-- EXERCISE INPUTS --
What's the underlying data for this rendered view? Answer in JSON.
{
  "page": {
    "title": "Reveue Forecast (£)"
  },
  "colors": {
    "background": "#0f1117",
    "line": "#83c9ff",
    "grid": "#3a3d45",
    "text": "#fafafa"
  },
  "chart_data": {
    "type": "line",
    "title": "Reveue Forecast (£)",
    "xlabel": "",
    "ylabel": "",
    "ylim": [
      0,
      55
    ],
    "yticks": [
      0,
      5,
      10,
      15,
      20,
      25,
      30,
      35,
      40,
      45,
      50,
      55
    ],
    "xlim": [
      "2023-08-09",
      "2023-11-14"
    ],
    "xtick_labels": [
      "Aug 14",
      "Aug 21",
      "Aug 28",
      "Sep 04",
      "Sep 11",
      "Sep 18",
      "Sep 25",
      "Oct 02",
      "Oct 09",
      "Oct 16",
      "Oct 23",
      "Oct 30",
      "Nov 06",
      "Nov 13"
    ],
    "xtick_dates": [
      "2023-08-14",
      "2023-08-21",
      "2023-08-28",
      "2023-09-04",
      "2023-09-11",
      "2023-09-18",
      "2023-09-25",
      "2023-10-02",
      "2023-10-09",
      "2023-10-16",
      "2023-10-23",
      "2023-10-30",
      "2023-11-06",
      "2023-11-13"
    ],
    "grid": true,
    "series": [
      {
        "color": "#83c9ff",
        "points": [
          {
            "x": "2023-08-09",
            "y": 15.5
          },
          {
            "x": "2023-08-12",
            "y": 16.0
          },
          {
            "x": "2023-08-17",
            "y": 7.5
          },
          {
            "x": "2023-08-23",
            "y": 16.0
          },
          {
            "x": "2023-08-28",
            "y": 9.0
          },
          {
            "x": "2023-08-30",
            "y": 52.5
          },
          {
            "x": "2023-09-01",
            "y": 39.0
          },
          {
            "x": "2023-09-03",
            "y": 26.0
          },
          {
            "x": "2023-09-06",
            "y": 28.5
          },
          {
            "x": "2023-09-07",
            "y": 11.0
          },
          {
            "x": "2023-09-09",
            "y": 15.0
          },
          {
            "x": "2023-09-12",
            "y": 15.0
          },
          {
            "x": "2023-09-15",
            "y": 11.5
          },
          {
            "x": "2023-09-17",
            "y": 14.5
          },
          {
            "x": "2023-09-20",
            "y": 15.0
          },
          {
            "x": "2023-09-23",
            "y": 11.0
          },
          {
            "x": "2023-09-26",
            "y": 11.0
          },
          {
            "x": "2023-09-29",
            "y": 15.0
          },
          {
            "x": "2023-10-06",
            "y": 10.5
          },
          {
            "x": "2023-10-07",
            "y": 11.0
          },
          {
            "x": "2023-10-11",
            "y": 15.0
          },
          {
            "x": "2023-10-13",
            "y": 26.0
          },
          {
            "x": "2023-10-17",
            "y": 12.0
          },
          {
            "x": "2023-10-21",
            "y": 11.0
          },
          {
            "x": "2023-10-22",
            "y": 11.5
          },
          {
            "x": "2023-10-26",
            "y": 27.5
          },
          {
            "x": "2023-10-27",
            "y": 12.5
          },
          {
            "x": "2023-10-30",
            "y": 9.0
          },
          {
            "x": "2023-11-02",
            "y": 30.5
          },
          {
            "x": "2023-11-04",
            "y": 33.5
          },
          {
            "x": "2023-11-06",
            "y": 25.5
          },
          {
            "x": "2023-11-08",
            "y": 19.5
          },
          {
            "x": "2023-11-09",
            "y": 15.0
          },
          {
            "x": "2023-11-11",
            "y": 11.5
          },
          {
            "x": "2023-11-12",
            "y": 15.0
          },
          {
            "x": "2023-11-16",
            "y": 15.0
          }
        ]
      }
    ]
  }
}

-- WHAT YOU HAVE TO DO --
Using the records above, copy every line that has the word "title" in it.

-- RESPONSE --
    "title": "Reveue Forecast (£)"
    "title": "Reveue Forecast (£)",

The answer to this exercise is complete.